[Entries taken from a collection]
>> Start

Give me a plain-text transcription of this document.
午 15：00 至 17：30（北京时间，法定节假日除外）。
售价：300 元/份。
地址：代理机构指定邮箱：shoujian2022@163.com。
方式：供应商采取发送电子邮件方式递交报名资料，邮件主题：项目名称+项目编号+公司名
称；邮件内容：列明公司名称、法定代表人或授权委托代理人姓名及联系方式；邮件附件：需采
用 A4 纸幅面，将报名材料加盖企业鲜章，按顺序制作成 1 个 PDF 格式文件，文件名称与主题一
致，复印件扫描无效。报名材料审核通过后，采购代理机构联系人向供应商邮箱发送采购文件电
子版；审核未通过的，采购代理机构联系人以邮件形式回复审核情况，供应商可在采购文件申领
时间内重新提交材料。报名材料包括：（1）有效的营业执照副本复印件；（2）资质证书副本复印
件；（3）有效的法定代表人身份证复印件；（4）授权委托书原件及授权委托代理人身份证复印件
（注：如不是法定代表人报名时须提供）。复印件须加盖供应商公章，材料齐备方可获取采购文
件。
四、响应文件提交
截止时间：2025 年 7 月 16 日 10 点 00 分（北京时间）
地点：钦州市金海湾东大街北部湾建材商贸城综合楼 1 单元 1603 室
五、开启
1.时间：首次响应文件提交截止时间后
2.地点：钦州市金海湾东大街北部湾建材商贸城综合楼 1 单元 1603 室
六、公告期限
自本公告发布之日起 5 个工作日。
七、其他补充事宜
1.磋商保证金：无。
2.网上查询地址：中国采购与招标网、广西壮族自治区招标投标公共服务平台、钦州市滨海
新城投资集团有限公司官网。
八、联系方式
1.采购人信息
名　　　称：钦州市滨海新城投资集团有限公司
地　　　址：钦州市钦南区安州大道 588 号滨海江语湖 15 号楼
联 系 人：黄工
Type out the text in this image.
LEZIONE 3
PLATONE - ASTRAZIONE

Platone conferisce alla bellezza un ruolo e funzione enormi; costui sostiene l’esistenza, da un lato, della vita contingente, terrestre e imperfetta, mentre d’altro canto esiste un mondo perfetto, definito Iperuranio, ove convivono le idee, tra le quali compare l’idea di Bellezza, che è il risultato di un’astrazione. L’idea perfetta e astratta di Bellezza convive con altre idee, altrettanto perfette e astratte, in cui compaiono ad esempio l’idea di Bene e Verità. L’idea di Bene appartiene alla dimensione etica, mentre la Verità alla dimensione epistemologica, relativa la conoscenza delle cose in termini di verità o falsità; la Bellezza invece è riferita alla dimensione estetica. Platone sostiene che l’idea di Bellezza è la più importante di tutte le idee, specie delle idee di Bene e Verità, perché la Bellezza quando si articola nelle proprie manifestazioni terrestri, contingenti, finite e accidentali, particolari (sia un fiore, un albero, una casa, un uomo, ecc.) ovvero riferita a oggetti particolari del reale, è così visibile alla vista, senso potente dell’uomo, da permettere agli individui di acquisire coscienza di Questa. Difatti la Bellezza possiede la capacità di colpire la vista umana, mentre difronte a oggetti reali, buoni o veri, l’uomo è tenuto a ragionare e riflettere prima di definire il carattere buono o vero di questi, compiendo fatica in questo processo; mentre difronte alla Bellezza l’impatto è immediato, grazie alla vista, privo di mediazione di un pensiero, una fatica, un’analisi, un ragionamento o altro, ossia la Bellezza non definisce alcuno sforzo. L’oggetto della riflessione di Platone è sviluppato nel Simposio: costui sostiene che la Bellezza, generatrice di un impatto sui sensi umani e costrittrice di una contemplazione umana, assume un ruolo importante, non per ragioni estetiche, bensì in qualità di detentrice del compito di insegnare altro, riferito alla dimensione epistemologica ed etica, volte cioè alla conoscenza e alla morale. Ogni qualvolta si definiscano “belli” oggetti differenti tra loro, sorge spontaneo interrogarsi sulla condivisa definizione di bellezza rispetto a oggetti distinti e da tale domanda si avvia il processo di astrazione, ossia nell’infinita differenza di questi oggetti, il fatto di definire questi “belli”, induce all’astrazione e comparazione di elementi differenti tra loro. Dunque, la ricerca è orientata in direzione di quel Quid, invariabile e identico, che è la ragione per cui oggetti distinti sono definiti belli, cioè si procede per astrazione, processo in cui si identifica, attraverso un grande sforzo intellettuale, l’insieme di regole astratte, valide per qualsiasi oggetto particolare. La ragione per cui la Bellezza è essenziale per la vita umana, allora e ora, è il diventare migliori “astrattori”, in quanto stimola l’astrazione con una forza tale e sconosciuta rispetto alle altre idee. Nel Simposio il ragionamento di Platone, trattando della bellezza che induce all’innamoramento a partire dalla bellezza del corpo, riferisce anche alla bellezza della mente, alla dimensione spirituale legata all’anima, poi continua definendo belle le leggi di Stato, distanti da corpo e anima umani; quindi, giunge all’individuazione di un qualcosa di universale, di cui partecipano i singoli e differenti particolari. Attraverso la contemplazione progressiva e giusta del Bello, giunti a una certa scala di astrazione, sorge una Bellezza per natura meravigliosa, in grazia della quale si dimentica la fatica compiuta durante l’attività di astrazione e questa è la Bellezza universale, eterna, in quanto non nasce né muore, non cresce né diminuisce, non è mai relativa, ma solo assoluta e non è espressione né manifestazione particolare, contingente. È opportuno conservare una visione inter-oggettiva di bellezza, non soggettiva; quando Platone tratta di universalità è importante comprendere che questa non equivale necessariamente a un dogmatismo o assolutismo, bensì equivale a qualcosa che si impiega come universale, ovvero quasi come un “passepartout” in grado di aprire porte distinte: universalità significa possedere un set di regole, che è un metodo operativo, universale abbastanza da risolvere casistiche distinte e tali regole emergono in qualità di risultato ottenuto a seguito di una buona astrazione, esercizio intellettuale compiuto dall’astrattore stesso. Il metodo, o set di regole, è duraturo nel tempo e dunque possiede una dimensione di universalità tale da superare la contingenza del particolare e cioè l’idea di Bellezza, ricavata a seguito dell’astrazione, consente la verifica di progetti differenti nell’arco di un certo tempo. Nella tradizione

>> End

In full and verbatim, repeat the records given above.

→ **Reply**
Give me a plain-text transcription of this document.
午 15：00 至 17：30（北京时间，法定节假日除外）。
售价：300 元/份。
地址：代理机构指定邮箱：shoujian2022@163.com。
方式：供应商采取发送电子邮件方式递交报名资料，邮件主题：项目名称+项目编号+公司名
称；邮件内容：列明公司名称、法定代表人或授权委托代理人姓名及联系方式；邮件附件：需采
用 A4 纸幅面，将报名材料加盖企业鲜章，按顺序制作成 1 个 PDF 格式文件，文件名称与主题一
致，复印件扫描无效。报名材料审核通过后，采购代理机构联系人向供应商邮箱发送采购文件电
子版；审核未通过的，采购代理机构联系人以邮件形式回复审核情况，供应商可在采购文件申领
时间内重新提交材料。报名材料包括：（1）有效的营业执照副本复印件；（2）资质证书副本复印
件；（3）有效的法定代表人身份证复印件；（4）授权委托书原件及授权委托代理人身份证复印件
（注：如不是法定代表人报名时须提供）。复印件须加盖供应商公章，材料齐备方可获取采购文
件。
四、响应文件提交
截止时间：2025 年 7 月 16 日 10 点 00 分（北京时间）
地点：钦州市金海湾东大街北部湾建材商贸城综合楼 1 单元 1603 室
五、开启
1.时间：首次响应文件提交截止时间后
2.地点：钦州市金海湾东大街北部湾建材商贸城综合楼 1 单元 1603 室
六、公告期限
自本公告发布之日起 5 个工作日。
七、其他补充事宜
1.磋商保证金：无。
2.网上查询地址：中国采购与招标网、广西壮族自治区招标投标公共服务平台、钦州市滨海
新城投资集团有限公司官网。
八、联系方式
1.采购人信息
名　　　称：钦州市滨海新城投资集团有限公司
地　　　址：钦州市钦南区安州大道 588 号滨海江语湖 15 号楼
联 系 人：黄工
Type out the text in this image.
LEZIONE 3
PLATONE - ASTRAZIONE

Platone conferisce alla bellezza un ruolo e funzione enormi; costui sostiene l’esistenza, da un lato, della vita contingente, terrestre e imperfetta, mentre d’altro canto esiste un mondo perfetto, definito Iperuranio, ove convivono le idee, tra le quali compare l’idea di Bellezza, che è il risultato di un’astrazione. L’idea perfetta e astratta di Bellezza convive con altre idee, altrettanto perfette e astratte, in cui compaiono ad esempio l’idea di Bene e Verità. L’idea di Bene appartiene alla dimensione etica, mentre la Verità alla dimensione epistemologica, relativa la conoscenza delle cose in termini di verità o falsità; la Bellezza invece è riferita alla dimensione estetica. Platone sostiene che l’idea di Bellezza è la più importante di tutte le idee, specie delle idee di Bene e Verità, perché la Bellezza quando si articola nelle proprie manifestazioni terrestri, contingenti, finite e accidentali, particolari (sia un fiore, un albero, una casa, un uomo, ecc.) ovvero riferita a oggetti particolari del reale, è così visibile alla vista, senso potente dell’uomo, da permettere agli individui di acquisire coscienza di Questa. Difatti la Bellezza possiede la capacità di colpire la vista umana, mentre difronte a oggetti reali, buoni o veri, l’uomo è tenuto a ragionare e riflettere prima di definire il carattere buono o vero di questi, compiendo fatica in questo processo; mentre difronte alla Bellezza l’impatto è immediato, grazie alla vista, privo di mediazione di un pensiero, una fatica, un’analisi, un ragionamento o altro, ossia la Bellezza non definisce alcuno sforzo. L’oggetto della riflessione di Platone è sviluppato nel Simposio: costui sostiene che la Bellezza, generatrice di un impatto sui sensi umani e costrittrice di una contemplazione umana, assume un ruolo importante, non per ragioni estetiche, bensì in qualità di detentrice del compito di insegnare altro, riferito alla dimensione epistemologica ed etica, volte cioè alla conoscenza e alla morale. Ogni qualvolta si definiscano “belli” oggetti differenti tra loro, sorge spontaneo interrogarsi sulla condivisa definizione di bellezza rispetto a oggetti distinti e da tale domanda si avvia il processo di astrazione, ossia nell’infinita differenza di questi oggetti, il fatto di definire questi “belli”, induce all’astrazione e comparazione di elementi differenti tra loro. Dunque, la ricerca è orientata in direzione di quel Quid, invariabile e identico, che è la ragione per cui oggetti distinti sono definiti belli, cioè si procede per astrazione, processo in cui si identifica, attraverso un grande sforzo intellettuale, l’insieme di regole astratte, valide per qualsiasi oggetto particolare. La ragione per cui la Bellezza è essenziale per la vita umana, allora e ora, è il diventare migliori “astrattori”, in quanto stimola l’astrazione con una forza tale e sconosciuta rispetto alle altre idee. Nel Simposio il ragionamento di Platone, trattando della bellezza che induce all’innamoramento a partire dalla bellezza del corpo, riferisce anche alla bellezza della mente, alla dimensione spirituale legata all’anima, poi continua definendo belle le leggi di Stato, distanti da corpo e anima umani; quindi, giunge all’individuazione di un qualcosa di universale, di cui partecipano i singoli e differenti particolari. Attraverso la contemplazione progressiva e giusta del Bello, giunti a una certa scala di astrazione, sorge una Bellezza per natura meravigliosa, in grazia della quale si dimentica la fatica compiuta durante l’attività di astrazione e questa è la Bellezza universale, eterna, in quanto non nasce né muore, non cresce né diminuisce, non è mai relativa, ma solo assoluta e non è espressione né manifestazione particolare, contingente. È opportuno conservare una visione inter-oggettiva di bellezza, non soggettiva; quando Platone tratta di universalità è importante comprendere che questa non equivale necessariamente a un dogmatismo o assolutismo, bensì equivale a qualcosa che si impiega come universale, ovvero quasi come un “passepartout” in grado di aprire porte distinte: universalità significa possedere un set di regole, che è un metodo operativo, universale abbastanza da risolvere casistiche distinte e tali regole emergono in qualità di risultato ottenuto a seguito di una buona astrazione, esercizio intellettuale compiuto dall’astrattore stesso. Il metodo, o set di regole, è duraturo nel tempo e dunque possiede una dimensione di universalità tale da superare la contingenza del particolare e cioè l’idea di Bellezza, ricavata a seguito dell’astrazione, consente la verifica di progetti differenti nell’arco di un certo tempo. Nella tradizione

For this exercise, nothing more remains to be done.